## [Brief]
Only the lines holding the string "this" are needed. Copy each one.

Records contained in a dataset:
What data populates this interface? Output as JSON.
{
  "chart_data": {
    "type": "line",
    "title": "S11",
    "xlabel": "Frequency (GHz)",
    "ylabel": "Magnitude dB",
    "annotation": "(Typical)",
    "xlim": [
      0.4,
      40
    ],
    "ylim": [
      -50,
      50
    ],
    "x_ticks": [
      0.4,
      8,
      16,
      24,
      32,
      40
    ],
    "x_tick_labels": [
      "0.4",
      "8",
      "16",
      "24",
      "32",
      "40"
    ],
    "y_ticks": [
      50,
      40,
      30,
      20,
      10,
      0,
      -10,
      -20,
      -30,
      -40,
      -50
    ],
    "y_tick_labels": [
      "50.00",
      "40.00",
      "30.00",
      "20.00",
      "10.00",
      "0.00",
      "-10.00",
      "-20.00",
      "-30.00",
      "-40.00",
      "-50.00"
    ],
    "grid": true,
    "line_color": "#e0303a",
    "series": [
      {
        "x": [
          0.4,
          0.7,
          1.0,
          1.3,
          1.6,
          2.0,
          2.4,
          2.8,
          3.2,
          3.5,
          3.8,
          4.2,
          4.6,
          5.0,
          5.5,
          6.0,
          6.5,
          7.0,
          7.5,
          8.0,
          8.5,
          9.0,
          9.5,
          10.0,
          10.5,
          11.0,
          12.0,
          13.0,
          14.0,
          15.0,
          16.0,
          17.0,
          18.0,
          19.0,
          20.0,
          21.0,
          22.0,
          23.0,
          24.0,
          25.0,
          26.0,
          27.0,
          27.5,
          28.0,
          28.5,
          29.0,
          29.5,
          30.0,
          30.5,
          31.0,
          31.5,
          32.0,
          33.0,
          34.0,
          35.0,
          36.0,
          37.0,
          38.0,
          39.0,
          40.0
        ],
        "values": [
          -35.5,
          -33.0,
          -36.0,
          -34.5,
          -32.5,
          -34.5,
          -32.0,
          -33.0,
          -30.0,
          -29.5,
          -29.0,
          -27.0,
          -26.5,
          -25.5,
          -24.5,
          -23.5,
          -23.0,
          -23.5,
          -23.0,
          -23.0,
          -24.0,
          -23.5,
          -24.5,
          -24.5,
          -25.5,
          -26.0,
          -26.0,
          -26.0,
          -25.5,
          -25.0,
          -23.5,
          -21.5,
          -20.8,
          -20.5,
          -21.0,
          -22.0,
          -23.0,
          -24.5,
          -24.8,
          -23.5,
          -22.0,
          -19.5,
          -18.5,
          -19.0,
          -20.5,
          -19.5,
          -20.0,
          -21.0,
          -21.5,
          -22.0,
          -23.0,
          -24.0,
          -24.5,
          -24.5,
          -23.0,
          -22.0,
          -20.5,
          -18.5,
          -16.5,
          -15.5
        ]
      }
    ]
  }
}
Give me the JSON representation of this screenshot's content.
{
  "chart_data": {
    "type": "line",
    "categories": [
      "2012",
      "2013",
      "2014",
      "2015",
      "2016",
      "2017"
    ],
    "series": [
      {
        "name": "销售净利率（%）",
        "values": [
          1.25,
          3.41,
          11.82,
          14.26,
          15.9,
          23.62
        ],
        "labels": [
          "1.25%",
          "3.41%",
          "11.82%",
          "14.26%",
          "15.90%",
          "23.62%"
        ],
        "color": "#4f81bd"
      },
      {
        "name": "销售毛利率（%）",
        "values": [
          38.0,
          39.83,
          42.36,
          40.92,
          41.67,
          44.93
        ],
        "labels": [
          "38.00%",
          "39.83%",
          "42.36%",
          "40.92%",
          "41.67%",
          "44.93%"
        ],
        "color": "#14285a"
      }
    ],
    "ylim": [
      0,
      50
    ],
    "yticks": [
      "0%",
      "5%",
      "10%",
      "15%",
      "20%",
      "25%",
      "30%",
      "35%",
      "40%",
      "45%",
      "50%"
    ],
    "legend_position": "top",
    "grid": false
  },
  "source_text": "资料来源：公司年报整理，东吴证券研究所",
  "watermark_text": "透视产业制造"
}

## [Solution]
What data populates this interface? Output as JSON.
Give me the JSON representation of this screenshot's content.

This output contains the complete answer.